What you are asked to do — Change every "chrome-window-icon" in the entries below to "browser-window-icon", keeping everything else the same.

Data provided —
________________________

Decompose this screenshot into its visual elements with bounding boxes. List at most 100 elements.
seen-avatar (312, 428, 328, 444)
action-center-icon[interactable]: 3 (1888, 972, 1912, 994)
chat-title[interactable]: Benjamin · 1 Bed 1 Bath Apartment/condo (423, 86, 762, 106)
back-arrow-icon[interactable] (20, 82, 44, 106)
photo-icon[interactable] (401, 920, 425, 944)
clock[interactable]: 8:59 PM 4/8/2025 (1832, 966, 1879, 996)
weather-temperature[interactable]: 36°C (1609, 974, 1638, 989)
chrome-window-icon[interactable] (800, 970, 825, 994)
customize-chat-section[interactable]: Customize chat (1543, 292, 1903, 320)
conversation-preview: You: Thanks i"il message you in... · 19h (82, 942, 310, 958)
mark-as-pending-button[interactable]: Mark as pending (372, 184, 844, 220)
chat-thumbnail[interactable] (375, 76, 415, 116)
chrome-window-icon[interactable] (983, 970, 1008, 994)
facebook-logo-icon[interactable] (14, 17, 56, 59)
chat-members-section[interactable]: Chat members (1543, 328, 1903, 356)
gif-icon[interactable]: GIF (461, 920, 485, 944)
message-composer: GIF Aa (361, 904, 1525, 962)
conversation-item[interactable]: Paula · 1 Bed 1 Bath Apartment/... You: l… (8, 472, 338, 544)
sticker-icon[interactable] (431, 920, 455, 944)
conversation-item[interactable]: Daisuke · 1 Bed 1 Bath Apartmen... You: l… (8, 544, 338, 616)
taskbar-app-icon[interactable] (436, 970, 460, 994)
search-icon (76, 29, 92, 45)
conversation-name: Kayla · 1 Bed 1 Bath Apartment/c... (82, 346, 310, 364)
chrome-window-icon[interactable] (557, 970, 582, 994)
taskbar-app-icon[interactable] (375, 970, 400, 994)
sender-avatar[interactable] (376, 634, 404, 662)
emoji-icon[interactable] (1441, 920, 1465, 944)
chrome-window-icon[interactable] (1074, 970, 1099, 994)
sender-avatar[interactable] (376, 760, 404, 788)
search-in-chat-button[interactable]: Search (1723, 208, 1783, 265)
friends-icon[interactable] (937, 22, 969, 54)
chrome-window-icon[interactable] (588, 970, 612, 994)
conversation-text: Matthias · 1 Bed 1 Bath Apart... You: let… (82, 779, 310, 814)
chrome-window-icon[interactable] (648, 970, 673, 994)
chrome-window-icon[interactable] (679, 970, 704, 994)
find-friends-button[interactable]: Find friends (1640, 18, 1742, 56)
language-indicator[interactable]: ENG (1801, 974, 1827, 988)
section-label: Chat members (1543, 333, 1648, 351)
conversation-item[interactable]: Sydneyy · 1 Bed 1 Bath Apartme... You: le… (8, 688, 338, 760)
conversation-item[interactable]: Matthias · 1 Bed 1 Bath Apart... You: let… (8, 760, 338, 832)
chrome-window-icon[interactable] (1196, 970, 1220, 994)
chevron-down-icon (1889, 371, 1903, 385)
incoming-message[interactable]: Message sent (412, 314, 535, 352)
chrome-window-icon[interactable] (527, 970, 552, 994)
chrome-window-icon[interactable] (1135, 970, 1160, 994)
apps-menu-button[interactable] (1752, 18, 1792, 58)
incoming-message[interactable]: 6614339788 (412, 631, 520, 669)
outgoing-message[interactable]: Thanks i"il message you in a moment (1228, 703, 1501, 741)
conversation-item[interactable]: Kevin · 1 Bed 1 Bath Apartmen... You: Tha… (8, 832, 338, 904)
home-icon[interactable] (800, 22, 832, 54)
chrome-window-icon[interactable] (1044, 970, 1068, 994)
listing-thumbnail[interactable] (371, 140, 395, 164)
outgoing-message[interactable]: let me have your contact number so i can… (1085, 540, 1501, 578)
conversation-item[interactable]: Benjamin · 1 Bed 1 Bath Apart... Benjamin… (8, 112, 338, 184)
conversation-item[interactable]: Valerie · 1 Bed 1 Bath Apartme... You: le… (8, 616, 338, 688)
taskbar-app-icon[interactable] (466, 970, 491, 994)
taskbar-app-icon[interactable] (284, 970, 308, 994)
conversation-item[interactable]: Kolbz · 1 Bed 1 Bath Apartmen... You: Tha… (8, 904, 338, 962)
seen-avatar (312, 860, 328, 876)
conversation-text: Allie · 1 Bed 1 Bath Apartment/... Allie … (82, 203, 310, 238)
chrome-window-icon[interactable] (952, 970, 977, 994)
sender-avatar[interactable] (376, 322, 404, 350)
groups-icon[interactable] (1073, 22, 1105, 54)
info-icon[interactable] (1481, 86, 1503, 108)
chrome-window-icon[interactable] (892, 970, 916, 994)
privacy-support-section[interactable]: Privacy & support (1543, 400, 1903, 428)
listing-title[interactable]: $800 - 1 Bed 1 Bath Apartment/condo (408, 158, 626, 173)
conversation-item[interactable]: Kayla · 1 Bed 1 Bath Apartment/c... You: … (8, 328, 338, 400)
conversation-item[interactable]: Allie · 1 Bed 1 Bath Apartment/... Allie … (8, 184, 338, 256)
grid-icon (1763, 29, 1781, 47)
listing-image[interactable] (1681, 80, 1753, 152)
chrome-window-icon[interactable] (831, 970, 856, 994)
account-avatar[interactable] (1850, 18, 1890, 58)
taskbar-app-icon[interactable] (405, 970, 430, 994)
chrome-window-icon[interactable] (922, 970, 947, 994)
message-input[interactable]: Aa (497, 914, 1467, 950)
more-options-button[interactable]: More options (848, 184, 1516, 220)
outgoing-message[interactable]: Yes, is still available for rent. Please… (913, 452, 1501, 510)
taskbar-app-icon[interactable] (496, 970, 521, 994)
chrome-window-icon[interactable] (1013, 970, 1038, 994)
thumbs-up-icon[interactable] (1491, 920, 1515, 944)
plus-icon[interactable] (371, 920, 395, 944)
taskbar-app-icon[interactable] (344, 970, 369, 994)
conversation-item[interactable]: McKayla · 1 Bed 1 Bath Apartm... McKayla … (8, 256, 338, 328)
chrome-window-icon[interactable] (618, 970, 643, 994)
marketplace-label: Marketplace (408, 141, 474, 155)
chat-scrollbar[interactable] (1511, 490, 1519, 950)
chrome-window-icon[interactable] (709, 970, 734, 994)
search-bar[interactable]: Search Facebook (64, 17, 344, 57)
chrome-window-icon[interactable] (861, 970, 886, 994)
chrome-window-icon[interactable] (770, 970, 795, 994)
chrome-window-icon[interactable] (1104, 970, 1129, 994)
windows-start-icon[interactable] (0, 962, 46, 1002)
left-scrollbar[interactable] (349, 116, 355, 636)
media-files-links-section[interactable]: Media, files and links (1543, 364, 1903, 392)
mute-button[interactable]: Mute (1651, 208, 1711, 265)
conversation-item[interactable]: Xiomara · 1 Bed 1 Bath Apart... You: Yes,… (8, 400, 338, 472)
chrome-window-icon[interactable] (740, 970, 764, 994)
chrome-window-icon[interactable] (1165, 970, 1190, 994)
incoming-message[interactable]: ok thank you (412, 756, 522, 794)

________________________

Exercise answer —
Decompose this screenshot into its visual elements with bounding boxes. List at most 100 elements.
seen-avatar (312, 428, 328, 444)
action-center-icon[interactable]: 3 (1888, 972, 1912, 994)
chat-title[interactable]: Benjamin · 1 Bed 1 Bath Apartment/condo (423, 86, 762, 106)
back-arrow-icon[interactable] (20, 82, 44, 106)
photo-icon[interactable] (401, 920, 425, 944)
clock[interactable]: 8:59 PM 4/8/2025 (1832, 966, 1879, 996)
weather-temperature[interactable]: 36°C (1609, 974, 1638, 989)
browser-window-icon[interactable] (800, 970, 825, 994)
customize-chat-section[interactable]: Customize chat (1543, 292, 1903, 320)
conversation-preview: You: Thanks i"il message you in... · 19h (82, 942, 310, 958)
mark-as-pending-button[interactable]: Mark as pending (372, 184, 844, 220)
chat-thumbnail[interactable] (375, 76, 415, 116)
browser-window-icon[interactable] (983, 970, 1008, 994)
facebook-logo-icon[interactable] (14, 17, 56, 59)
chat-members-section[interactable]: Chat members (1543, 328, 1903, 356)
gif-icon[interactable]: GIF (461, 920, 485, 944)
message-composer: GIF Aa (361, 904, 1525, 962)
conversation-item[interactable]: Paula · 1 Bed 1 Bath Apartment/... You: l… (8, 472, 338, 544)
sticker-icon[interactable] (431, 920, 455, 944)
conversation-item[interactable]: Daisuke · 1 Bed 1 Bath Apartmen... You: l… (8, 544, 338, 616)
taskbar-app-icon[interactable] (436, 970, 460, 994)
search-icon (76, 29, 92, 45)
conversation-name: Kayla · 1 Bed 1 Bath Apartment/c... (82, 346, 310, 364)
browser-window-icon[interactable] (557, 970, 582, 994)
taskbar-app-icon[interactable] (375, 970, 400, 994)
sender-avatar[interactable] (376, 634, 404, 662)
emoji-icon[interactable] (1441, 920, 1465, 944)
browser-window-icon[interactable] (1074, 970, 1099, 994)
sender-avatar[interactable] (376, 760, 404, 788)
search-in-chat-button[interactable]: Search (1723, 208, 1783, 265)
friends-icon[interactable] (937, 22, 969, 54)
browser-window-icon[interactable] (588, 970, 612, 994)
conversation-text: Matthias · 1 Bed 1 Bath Apart... You: let… (82, 779, 310, 814)
browser-window-icon[interactable] (648, 970, 673, 994)
browser-window-icon[interactable] (679, 970, 704, 994)
find-friends-button[interactable]: Find friends (1640, 18, 1742, 56)
language-indicator[interactable]: ENG (1801, 974, 1827, 988)
section-label: Chat members (1543, 333, 1648, 351)
conversation-item[interactable]: Sydneyy · 1 Bed 1 Bath Apartme... You: le… (8, 688, 338, 760)
conversation-item[interactable]: Matthias · 1 Bed 1 Bath Apart... You: let… (8, 760, 338, 832)
browser-window-icon[interactable] (1196, 970, 1220, 994)
chevron-down-icon (1889, 371, 1903, 385)
incoming-message[interactable]: Message sent (412, 314, 535, 352)
browser-window-icon[interactable] (527, 970, 552, 994)
browser-window-icon[interactable] (1135, 970, 1160, 994)
apps-menu-button[interactable] (1752, 18, 1792, 58)
incoming-message[interactable]: 6614339788 (412, 631, 520, 669)
outgoing-message[interactable]: Thanks i"il message you in a moment (1228, 703, 1501, 741)
conversation-item[interactable]: Kevin · 1 Bed 1 Bath Apartmen... You: Tha… (8, 832, 338, 904)
home-icon[interactable] (800, 22, 832, 54)
browser-window-icon[interactable] (1044, 970, 1068, 994)
listing-thumbnail[interactable] (371, 140, 395, 164)
outgoing-message[interactable]: let me have your contact number so i can… (1085, 540, 1501, 578)
conversation-item[interactable]: Benjamin · 1 Bed 1 Bath Apart... Benjamin… (8, 112, 338, 184)
conversation-item[interactable]: Valerie · 1 Bed 1 Bath Apartme... You: le… (8, 616, 338, 688)
taskbar-app-icon[interactable] (466, 970, 491, 994)
taskbar-app-icon[interactable] (284, 970, 308, 994)
conversation-item[interactable]: Kolbz · 1 Bed 1 Bath Apartmen... You: Tha… (8, 904, 338, 962)
seen-avatar (312, 860, 328, 876)
conversation-text: Allie · 1 Bed 1 Bath Apartment/... Allie … (82, 203, 310, 238)
browser-window-icon[interactable] (952, 970, 977, 994)
sender-avatar[interactable] (376, 322, 404, 350)
groups-icon[interactable] (1073, 22, 1105, 54)
info-icon[interactable] (1481, 86, 1503, 108)
browser-window-icon[interactable] (892, 970, 916, 994)
privacy-support-section[interactable]: Privacy & support (1543, 400, 1903, 428)
listing-title[interactable]: $800 - 1 Bed 1 Bath Apartment/condo (408, 158, 626, 173)
conversation-item[interactable]: Kayla · 1 Bed 1 Bath Apartment/c... You: … (8, 328, 338, 400)
conversation-item[interactable]: Allie · 1 Bed 1 Bath Apartment/... Allie … (8, 184, 338, 256)
grid-icon (1763, 29, 1781, 47)
listing-image[interactable] (1681, 80, 1753, 152)
browser-window-icon[interactable] (831, 970, 856, 994)
account-avatar[interactable] (1850, 18, 1890, 58)
taskbar-app-icon[interactable] (405, 970, 430, 994)
browser-window-icon[interactable] (922, 970, 947, 994)
message-input[interactable]: Aa (497, 914, 1467, 950)
more-options-button[interactable]: More options (848, 184, 1516, 220)
outgoing-message[interactable]: Yes, is still available for rent. Please… (913, 452, 1501, 510)
taskbar-app-icon[interactable] (496, 970, 521, 994)
browser-window-icon[interactable] (1013, 970, 1038, 994)
thumbs-up-icon[interactable] (1491, 920, 1515, 944)
plus-icon[interactable] (371, 920, 395, 944)
taskbar-app-icon[interactable] (344, 970, 369, 994)
conversation-item[interactable]: McKayla · 1 Bed 1 Bath Apartm... McKayla … (8, 256, 338, 328)
browser-window-icon[interactable] (618, 970, 643, 994)
marketplace-label: Marketplace (408, 141, 474, 155)
chat-scrollbar[interactable] (1511, 490, 1519, 950)
browser-window-icon[interactable] (709, 970, 734, 994)
search-bar[interactable]: Search Facebook (64, 17, 344, 57)
browser-window-icon[interactable] (861, 970, 886, 994)
browser-window-icon[interactable] (770, 970, 795, 994)
browser-window-icon[interactable] (1104, 970, 1129, 994)
windows-start-icon[interactable] (0, 962, 46, 1002)
left-scrollbar[interactable] (349, 116, 355, 636)
media-files-links-section[interactable]: Media, files and links (1543, 364, 1903, 392)
mute-button[interactable]: Mute (1651, 208, 1711, 265)
conversation-item[interactable]: Xiomara · 1 Bed 1 Bath Apart... You: Yes,… (8, 400, 338, 472)
browser-window-icon[interactable] (740, 970, 764, 994)
browser-window-icon[interactable] (1165, 970, 1190, 994)
incoming-message[interactable]: ok thank you (412, 756, 522, 794)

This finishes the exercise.